-------- Source passage --------

The high throughput in Redis allowed us to use it as a buffer against traffic spikes. Our tech stack was redesigned to keep the Redis layer atop the database, and take the first hit as the traffic comes in. The new writes to the database would be captured as table objects in Redis, against the table’s primary key identifier (to be later copied to the database). The reads are checked in Redis first, and would fall back to the database only if the result isn’t found in Redis.

Redis Shock Absorber

Since the data in Redis usually lives much longer than the sync lag between the database and its replicas, fallback requests to the database are for older data. These can easily be served by the replica databases without any consistency issues, absolving the primary database of any responsibility to directly serve requests.

Parallely, we also use Redis streams to house the new data in Redis with the appropriate tags. They are later decoded to the right table in the database and the actual operation to be executed. A background process called ‘drainer’ runs, which then reads these Redis streams and executes them on the database at a constant rate. A valve-like control determines the draining rate and ensures the database is never overwhelmed.

--------

### Instructions:
- A) In the passage on Redis buffering, what is the background process called that reads the Redis streams and executes them on the database?
- B) Retype the passage on Redis buffering from "The high throughput" up to and including "directly serve requests.".
The material after this point has no connection to the passage on Redis buffering.

-------- Available data --------

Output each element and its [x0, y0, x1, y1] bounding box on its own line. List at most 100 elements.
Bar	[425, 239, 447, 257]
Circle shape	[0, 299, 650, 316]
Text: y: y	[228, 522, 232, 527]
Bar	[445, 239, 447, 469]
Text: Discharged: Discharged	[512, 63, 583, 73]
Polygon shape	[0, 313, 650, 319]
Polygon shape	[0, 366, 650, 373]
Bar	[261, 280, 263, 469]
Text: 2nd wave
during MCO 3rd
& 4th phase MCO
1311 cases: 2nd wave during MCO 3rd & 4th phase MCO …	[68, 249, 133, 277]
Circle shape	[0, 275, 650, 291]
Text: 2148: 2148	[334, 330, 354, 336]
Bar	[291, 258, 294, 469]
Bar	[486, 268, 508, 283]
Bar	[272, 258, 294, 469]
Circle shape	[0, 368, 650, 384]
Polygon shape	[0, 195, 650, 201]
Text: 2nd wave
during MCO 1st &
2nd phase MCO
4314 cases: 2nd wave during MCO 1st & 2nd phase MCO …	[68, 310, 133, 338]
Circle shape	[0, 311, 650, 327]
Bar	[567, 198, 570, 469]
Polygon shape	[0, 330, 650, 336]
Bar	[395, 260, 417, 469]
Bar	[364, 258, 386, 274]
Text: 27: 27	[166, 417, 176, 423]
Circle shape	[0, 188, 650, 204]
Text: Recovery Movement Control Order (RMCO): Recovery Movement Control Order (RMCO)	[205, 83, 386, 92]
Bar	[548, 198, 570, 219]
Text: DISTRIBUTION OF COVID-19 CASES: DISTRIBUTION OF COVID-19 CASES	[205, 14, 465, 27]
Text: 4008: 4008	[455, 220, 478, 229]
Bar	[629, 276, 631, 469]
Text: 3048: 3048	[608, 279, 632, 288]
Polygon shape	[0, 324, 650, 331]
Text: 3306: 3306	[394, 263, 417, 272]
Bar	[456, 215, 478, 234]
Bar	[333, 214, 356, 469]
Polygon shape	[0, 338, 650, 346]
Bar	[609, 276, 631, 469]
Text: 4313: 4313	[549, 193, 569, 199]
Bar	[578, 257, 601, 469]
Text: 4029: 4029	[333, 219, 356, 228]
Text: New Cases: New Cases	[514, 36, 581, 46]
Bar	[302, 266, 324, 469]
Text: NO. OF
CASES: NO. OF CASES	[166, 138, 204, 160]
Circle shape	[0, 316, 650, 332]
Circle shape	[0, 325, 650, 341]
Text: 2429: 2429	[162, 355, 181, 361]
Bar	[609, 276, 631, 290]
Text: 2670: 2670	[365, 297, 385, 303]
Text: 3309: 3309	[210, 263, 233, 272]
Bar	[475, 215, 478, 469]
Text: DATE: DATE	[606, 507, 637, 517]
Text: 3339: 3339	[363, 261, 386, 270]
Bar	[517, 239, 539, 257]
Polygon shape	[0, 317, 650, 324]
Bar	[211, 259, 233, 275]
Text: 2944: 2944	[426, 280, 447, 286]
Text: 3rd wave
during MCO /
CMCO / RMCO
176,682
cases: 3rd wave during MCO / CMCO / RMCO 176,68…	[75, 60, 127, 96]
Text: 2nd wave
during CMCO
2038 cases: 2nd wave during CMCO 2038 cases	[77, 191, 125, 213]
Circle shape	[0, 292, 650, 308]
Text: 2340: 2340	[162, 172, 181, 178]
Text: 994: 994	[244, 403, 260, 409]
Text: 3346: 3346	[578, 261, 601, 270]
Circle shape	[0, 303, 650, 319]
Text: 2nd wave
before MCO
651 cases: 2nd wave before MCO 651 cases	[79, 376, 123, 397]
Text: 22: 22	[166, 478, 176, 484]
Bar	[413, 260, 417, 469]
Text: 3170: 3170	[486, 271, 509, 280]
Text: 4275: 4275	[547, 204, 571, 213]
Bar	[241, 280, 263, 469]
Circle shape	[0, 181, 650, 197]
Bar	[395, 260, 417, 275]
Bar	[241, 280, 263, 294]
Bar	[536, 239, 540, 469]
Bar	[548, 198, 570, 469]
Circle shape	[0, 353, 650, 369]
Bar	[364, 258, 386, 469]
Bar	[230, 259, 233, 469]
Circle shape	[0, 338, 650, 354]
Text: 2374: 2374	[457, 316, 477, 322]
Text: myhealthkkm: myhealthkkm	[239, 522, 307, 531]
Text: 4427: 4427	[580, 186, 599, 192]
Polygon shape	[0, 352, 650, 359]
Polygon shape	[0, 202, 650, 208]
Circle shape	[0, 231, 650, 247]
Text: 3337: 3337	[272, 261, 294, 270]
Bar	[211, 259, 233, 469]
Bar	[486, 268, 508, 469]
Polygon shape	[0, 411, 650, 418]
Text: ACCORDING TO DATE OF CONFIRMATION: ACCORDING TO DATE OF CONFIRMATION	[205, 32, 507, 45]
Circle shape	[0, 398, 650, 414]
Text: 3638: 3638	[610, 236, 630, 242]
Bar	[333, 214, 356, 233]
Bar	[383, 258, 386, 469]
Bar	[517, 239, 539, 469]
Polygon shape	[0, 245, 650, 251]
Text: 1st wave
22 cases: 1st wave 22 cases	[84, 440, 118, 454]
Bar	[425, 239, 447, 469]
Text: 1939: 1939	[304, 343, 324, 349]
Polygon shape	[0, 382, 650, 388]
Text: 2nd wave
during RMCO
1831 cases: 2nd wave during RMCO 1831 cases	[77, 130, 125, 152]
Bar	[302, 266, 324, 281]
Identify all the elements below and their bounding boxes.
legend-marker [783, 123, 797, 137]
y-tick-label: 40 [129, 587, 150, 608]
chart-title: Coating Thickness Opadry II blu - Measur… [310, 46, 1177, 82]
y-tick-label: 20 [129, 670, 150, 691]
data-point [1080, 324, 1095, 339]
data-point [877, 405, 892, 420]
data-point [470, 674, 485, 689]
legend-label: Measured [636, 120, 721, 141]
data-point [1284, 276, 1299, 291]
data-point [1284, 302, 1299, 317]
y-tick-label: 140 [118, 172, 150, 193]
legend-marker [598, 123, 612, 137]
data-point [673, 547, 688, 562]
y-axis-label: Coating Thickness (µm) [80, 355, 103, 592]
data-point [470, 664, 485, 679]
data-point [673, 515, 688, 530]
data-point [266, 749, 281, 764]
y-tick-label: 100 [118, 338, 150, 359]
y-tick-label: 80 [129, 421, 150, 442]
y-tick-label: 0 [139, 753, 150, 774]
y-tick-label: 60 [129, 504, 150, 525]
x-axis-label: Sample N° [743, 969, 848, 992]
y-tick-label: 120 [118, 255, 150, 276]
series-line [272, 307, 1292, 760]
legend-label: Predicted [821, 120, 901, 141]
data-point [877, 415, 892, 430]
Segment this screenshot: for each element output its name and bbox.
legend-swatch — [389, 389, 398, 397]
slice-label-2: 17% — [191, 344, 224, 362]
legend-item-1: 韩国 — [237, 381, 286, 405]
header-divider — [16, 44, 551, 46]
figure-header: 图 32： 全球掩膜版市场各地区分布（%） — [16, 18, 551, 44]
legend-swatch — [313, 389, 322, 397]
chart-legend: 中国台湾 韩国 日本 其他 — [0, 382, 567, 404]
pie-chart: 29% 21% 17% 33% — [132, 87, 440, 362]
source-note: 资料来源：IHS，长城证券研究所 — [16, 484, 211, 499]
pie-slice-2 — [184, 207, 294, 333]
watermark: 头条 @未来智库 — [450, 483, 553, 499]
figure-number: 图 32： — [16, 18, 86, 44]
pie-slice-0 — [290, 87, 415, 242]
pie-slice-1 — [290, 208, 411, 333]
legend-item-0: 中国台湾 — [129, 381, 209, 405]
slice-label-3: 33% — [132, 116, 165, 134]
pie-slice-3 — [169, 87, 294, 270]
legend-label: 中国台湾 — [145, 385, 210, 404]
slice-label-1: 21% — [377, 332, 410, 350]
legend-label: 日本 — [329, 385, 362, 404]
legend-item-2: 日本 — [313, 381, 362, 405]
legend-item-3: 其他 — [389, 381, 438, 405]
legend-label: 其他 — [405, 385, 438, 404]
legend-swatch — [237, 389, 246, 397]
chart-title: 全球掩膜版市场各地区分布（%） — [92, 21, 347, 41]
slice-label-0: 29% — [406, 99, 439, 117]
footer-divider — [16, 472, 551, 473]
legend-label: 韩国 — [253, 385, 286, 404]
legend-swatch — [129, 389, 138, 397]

--------

### Task-by-task solutions:
- A) It is called "drainer."

- B)
The high throughput in Redis allowed us to use it as a buffer against traffic spikes. Our tech stack was redesigned to keep the Redis layer atop the database, and take the first hit as the traffic comes in. The new writes to the database would be captured as table objects in Redis, against the table’s primary key identifier (to be later copied to the database). The reads are checked in Redis first, and would fall back to the database only if the result isn’t found in Redis.

Redis Shock Absorber

Since the data in Redis usually lives much longer than the sync lag between the database and its replicas, fallback requests to the database are for older data. These can easily be served by the replica databases without any consistency issues, absolving the primary database of any responsibility to directly serve requests.